### [WRITTEN REQUEST]
Of all the lines in the material below, how many include the string "检测其检出限"? Give the number only.
--- start of MATERIAL ---
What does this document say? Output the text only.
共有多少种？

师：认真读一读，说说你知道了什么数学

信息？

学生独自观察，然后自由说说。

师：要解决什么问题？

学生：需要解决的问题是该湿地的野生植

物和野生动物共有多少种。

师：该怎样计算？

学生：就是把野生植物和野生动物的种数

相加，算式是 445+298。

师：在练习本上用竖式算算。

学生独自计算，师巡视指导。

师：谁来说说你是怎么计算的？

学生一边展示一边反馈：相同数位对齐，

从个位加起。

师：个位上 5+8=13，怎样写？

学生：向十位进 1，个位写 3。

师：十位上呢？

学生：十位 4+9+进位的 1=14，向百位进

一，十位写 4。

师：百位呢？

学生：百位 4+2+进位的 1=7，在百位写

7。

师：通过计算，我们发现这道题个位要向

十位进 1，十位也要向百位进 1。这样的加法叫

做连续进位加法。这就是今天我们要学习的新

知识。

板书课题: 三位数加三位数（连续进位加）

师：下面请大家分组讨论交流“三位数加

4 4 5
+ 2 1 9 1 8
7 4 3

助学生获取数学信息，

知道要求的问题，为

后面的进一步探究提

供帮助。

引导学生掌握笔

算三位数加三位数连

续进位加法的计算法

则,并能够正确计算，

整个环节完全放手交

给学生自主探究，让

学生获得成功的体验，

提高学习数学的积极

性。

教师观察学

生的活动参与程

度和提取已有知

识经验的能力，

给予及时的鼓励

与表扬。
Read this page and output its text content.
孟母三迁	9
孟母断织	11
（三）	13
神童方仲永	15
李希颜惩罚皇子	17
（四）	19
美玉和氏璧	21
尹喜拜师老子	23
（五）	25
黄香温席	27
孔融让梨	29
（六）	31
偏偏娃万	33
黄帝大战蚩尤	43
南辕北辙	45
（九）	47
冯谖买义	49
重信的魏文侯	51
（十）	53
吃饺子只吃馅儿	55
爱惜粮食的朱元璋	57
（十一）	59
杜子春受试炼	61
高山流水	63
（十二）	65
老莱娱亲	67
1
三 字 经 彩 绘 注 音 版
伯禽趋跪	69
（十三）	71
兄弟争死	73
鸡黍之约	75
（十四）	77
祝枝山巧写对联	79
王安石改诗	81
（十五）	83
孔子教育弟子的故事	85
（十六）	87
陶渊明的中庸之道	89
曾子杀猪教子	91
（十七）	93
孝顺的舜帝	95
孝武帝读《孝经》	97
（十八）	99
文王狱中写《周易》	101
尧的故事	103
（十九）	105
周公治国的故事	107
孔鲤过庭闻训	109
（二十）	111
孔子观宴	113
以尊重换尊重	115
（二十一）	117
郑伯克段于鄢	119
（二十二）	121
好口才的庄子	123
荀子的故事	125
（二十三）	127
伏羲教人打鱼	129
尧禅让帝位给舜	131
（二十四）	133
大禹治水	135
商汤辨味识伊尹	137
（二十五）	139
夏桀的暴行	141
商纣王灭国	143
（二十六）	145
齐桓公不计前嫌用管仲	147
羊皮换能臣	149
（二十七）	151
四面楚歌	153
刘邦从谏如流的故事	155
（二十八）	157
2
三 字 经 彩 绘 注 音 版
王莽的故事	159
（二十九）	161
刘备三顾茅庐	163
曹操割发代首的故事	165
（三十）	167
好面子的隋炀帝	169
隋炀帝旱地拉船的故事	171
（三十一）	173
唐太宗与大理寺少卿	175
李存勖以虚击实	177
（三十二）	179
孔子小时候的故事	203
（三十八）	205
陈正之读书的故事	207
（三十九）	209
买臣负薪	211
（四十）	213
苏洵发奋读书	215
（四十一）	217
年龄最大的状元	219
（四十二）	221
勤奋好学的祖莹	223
--- end of MATERIAL ---
--- start of MATERIAL ---
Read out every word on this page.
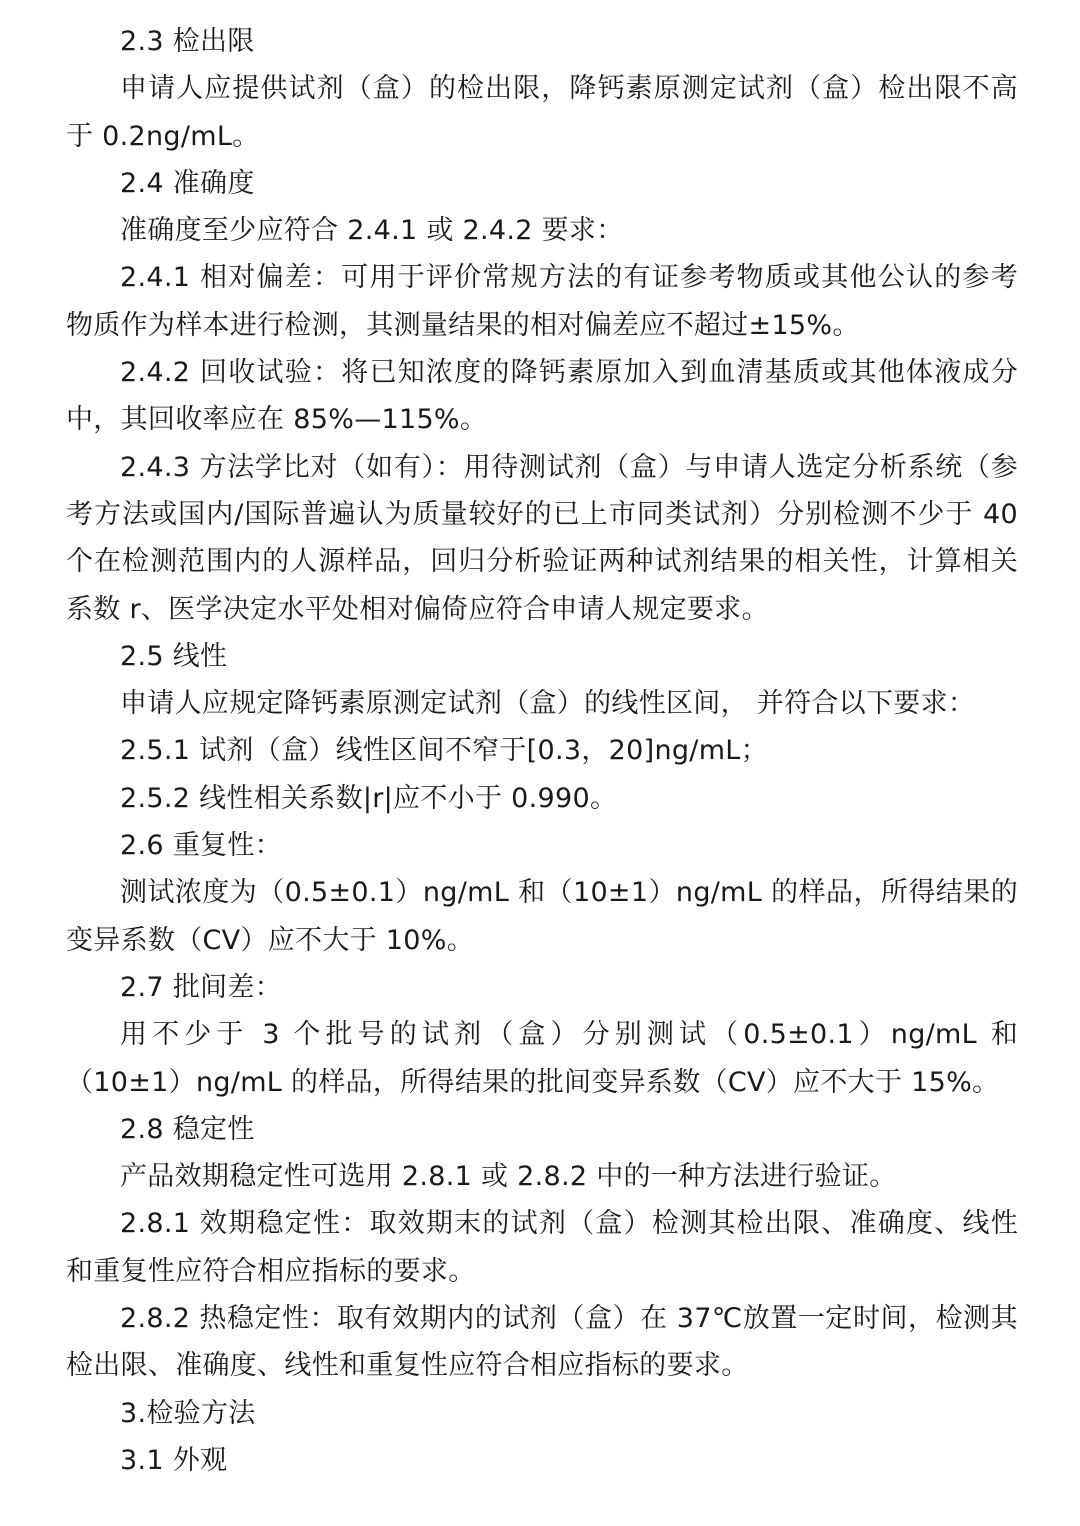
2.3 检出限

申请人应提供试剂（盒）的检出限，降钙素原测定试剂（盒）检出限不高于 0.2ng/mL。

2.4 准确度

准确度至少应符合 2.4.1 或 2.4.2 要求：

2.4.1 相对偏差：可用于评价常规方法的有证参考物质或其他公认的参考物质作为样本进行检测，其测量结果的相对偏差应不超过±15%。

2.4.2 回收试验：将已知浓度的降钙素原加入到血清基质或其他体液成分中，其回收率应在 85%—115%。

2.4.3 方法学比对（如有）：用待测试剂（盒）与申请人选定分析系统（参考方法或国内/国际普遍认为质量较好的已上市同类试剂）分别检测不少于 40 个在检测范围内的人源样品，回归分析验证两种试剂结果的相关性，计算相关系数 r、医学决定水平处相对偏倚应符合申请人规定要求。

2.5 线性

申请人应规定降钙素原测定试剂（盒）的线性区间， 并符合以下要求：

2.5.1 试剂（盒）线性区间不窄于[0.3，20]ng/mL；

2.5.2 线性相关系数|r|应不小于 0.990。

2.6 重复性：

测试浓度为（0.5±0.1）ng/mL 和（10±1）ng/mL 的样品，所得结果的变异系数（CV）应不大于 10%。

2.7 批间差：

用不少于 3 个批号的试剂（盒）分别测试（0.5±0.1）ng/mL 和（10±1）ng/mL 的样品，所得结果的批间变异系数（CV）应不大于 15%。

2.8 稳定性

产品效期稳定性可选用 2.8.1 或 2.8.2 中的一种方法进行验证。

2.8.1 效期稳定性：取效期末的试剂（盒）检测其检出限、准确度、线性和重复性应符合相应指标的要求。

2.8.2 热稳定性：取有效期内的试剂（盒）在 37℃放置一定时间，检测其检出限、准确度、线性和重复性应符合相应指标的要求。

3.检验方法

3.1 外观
--- end of MATERIAL ---
### [RESULT OF THIS TASK]
2